GOAL OF THE EXERCISE: Report the total number of lines that include the string "תשמעי", without any other text.

EXCERPTED DATA:
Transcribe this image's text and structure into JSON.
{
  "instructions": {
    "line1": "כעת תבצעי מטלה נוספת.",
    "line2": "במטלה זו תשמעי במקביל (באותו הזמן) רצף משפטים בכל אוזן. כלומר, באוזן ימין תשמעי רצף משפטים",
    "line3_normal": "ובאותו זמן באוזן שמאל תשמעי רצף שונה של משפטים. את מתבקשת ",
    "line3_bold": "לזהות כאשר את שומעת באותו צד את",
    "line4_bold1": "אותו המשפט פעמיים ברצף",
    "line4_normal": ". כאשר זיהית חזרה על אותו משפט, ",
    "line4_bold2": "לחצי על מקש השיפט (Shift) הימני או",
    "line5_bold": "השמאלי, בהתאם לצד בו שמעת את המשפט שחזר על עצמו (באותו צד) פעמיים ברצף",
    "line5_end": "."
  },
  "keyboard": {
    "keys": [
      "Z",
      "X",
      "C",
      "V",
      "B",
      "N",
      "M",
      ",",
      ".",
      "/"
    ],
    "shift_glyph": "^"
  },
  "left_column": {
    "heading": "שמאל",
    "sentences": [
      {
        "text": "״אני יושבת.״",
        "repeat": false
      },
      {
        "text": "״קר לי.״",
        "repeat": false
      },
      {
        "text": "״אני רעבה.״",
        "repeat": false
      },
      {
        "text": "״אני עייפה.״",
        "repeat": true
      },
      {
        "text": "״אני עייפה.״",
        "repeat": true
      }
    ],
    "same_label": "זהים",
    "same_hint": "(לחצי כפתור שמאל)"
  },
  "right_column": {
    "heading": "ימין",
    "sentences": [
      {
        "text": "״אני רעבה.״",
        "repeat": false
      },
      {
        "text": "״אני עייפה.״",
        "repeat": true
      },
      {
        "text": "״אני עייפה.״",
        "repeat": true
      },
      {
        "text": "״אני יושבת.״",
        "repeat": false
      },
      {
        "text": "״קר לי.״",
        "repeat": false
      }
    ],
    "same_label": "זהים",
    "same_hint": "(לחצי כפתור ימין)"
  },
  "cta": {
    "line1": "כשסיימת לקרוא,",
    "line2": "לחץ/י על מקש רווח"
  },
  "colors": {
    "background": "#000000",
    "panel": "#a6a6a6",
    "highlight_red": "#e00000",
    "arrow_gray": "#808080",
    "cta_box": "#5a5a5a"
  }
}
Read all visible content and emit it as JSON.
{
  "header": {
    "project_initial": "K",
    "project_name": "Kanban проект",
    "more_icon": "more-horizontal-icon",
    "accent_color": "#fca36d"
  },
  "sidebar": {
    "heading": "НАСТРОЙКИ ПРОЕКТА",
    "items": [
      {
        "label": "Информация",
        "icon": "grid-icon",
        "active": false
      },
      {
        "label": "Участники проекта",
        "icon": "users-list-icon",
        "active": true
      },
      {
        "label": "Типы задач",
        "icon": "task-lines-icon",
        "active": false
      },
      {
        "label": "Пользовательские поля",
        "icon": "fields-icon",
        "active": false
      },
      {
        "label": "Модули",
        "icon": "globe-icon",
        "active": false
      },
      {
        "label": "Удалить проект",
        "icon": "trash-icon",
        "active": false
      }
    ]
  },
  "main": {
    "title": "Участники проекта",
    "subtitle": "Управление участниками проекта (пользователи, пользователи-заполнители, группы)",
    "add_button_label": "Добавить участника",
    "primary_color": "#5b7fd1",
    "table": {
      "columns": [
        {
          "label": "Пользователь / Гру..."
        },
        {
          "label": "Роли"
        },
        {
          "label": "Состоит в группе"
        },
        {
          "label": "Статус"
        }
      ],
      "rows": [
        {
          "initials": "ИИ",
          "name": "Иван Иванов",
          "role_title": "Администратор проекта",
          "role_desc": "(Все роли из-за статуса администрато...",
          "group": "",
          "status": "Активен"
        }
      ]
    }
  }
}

COMPLETE OUTPUT: 2